**Task directions:** Reproduce the full listing that appears beneath this instruction exactly.

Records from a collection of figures
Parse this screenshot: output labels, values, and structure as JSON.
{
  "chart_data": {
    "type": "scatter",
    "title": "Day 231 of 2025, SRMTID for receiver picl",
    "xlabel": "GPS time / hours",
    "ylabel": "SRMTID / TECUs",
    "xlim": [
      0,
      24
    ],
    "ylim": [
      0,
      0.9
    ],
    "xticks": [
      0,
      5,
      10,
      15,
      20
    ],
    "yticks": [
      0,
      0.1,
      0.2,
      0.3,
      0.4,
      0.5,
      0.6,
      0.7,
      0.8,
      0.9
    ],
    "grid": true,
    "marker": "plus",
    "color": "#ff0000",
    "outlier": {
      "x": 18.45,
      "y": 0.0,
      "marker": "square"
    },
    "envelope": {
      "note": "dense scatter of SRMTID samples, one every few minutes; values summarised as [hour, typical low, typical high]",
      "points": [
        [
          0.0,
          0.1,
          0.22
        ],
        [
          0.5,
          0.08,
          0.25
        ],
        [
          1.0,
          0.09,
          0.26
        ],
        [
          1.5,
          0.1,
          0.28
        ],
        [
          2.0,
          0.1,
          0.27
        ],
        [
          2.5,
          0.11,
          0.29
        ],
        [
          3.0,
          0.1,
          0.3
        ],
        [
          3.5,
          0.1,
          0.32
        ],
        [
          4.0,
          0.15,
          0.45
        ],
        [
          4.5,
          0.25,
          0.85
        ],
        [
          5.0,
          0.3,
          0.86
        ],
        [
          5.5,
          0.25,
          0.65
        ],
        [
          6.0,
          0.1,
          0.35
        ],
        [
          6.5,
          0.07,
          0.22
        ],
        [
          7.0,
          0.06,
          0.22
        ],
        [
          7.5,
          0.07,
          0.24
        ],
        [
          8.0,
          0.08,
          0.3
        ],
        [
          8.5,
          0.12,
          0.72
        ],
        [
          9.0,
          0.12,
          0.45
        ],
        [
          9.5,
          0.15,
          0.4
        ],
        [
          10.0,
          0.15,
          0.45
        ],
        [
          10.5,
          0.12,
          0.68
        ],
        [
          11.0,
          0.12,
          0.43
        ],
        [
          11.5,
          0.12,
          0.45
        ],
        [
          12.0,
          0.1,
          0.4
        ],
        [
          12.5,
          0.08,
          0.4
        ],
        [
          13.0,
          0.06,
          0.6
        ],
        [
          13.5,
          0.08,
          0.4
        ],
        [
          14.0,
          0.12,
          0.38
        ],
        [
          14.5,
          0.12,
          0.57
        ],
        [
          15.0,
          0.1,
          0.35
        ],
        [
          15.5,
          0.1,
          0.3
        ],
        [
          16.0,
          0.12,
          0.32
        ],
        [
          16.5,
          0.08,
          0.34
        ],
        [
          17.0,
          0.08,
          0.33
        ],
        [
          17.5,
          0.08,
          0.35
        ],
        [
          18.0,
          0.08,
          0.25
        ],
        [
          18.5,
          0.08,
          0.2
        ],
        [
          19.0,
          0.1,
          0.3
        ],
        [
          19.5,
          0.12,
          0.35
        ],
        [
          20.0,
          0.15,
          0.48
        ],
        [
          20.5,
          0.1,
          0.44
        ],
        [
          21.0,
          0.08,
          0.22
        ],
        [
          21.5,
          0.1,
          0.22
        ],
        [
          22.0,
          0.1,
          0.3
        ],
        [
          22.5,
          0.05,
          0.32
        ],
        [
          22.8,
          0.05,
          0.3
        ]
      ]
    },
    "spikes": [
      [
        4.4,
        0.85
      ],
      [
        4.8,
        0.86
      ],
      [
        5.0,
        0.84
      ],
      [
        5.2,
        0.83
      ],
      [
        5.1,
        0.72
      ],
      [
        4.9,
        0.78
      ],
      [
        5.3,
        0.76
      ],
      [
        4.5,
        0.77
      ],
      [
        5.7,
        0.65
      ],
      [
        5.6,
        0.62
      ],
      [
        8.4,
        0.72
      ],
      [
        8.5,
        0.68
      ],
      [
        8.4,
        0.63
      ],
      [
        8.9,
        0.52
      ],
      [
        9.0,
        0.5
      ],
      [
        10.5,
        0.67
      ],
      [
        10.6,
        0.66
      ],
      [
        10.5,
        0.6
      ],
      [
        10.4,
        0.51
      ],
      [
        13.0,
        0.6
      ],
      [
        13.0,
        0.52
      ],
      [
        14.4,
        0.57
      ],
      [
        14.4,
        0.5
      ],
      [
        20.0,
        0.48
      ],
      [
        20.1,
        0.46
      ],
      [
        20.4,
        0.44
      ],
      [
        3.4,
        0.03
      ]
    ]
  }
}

**Output below:**
Parse this screenshot: output labels, values, and structure as JSON.
{
  "chart_data": {
    "type": "scatter",
    "title": "Day 231 of 2025, SRMTID for receiver picl",
    "xlabel": "GPS time / hours",
    "ylabel": "SRMTID / TECUs",
    "xlim": [
      0,
      24
    ],
    "ylim": [
      0,
      0.9
    ],
    "xticks": [
      0,
      5,
      10,
      15,
      20
    ],
    "yticks": [
      0,
      0.1,
      0.2,
      0.3,
      0.4,
      0.5,
      0.6,
      0.7,
      0.8,
      0.9
    ],
    "grid": true,
    "marker": "plus",
    "color": "#ff0000",
    "outlier": {
      "x": 18.45,
      "y": 0.0,
      "marker": "square"
    },
    "envelope": {
      "note": "dense scatter of SRMTID samples, one every few minutes; values summarised as [hour, typical low, typical high]",
      "points": [
        [
          0.0,
          0.1,
          0.22
        ],
        [
          0.5,
          0.08,
          0.25
        ],
        [
          1.0,
          0.09,
          0.26
        ],
        [
          1.5,
          0.1,
          0.28
        ],
        [
          2.0,
          0.1,
          0.27
        ],
        [
          2.5,
          0.11,
          0.29
        ],
        [
          3.0,
          0.1,
          0.3
        ],
        [
          3.5,
          0.1,
          0.32
        ],
        [
          4.0,
          0.15,
          0.45
        ],
        [
          4.5,
          0.25,
          0.85
        ],
        [
          5.0,
          0.3,
          0.86
        ],
        [
          5.5,
          0.25,
          0.65
        ],
        [
          6.0,
          0.1,
          0.35
        ],
        [
          6.5,
          0.07,
          0.22
        ],
        [
          7.0,
          0.06,
          0.22
        ],
        [
          7.5,
          0.07,
          0.24
        ],
        [
          8.0,
          0.08,
          0.3
        ],
        [
          8.5,
          0.12,
          0.72
        ],
        [
          9.0,
          0.12,
          0.45
        ],
        [
          9.5,
          0.15,
          0.4
        ],
        [
          10.0,
          0.15,
          0.45
        ],
        [
          10.5,
          0.12,
          0.68
        ],
        [
          11.0,
          0.12,
          0.43
        ],
        [
          11.5,
          0.12,
          0.45
        ],
        [
          12.0,
          0.1,
          0.4
        ],
        [
          12.5,
          0.08,
          0.4
        ],
        [
          13.0,
          0.06,
          0.6
        ],
        [
          13.5,
          0.08,
          0.4
        ],
        [
          14.0,
          0.12,
          0.38
        ],
        [
          14.5,
          0.12,
          0.57
        ],
        [
          15.0,
          0.1,
          0.35
        ],
        [
          15.5,
          0.1,
          0.3
        ],
        [
          16.0,
          0.12,
          0.32
        ],
        [
          16.5,
          0.08,
          0.34
        ],
        [
          17.0,
          0.08,
          0.33
        ],
        [
          17.5,
          0.08,
          0.35
        ],
        [
          18.0,
          0.08,
          0.25
        ],
        [
          18.5,
          0.08,
          0.2
        ],
        [
          19.0,
          0.1,
          0.3
        ],
        [
          19.5,
          0.12,
          0.35
        ],
        [
          20.0,
          0.15,
          0.48
        ],
        [
          20.5,
          0.1,
          0.44
        ],
        [
          21.0,
          0.08,
          0.22
        ],
        [
          21.5,
          0.1,
          0.22
        ],
        [
          22.0,
          0.1,
          0.3
        ],
        [
          22.5,
          0.05,
          0.32
        ],
        [
          22.8,
          0.05,
          0.3
        ]
      ]
    },
    "spikes": [
      [
        4.4,
        0.85
      ],
      [
        4.8,
        0.86
      ],
      [
        5.0,
        0.84
      ],
      [
        5.2,
        0.83
      ],
      [
        5.1,
        0.72
      ],
      [
        4.9,
        0.78
      ],
      [
        5.3,
        0.76
      ],
      [
        4.5,
        0.77
      ],
      [
        5.7,
        0.65
      ],
      [
        5.6,
        0.62
      ],
      [
        8.4,
        0.72
      ],
      [
        8.5,
        0.68
      ],
      [
        8.4,
        0.63
      ],
      [
        8.9,
        0.52
      ],
      [
        9.0,
        0.5
      ],
      [
        10.5,
        0.67
      ],
      [
        10.6,
        0.66
      ],
      [
        10.5,
        0.6
      ],
      [
        10.4,
        0.51
      ],
      [
        13.0,
        0.6
      ],
      [
        13.0,
        0.52
      ],
      [
        14.4,
        0.57
      ],
      [
        14.4,
        0.5
      ],
      [
        20.0,
        0.48
      ],
      [
        20.1,
        0.46
      ],
      [
        20.4,
        0.44
      ],
      [
        3.4,
        0.03
      ]
    ]
  }
}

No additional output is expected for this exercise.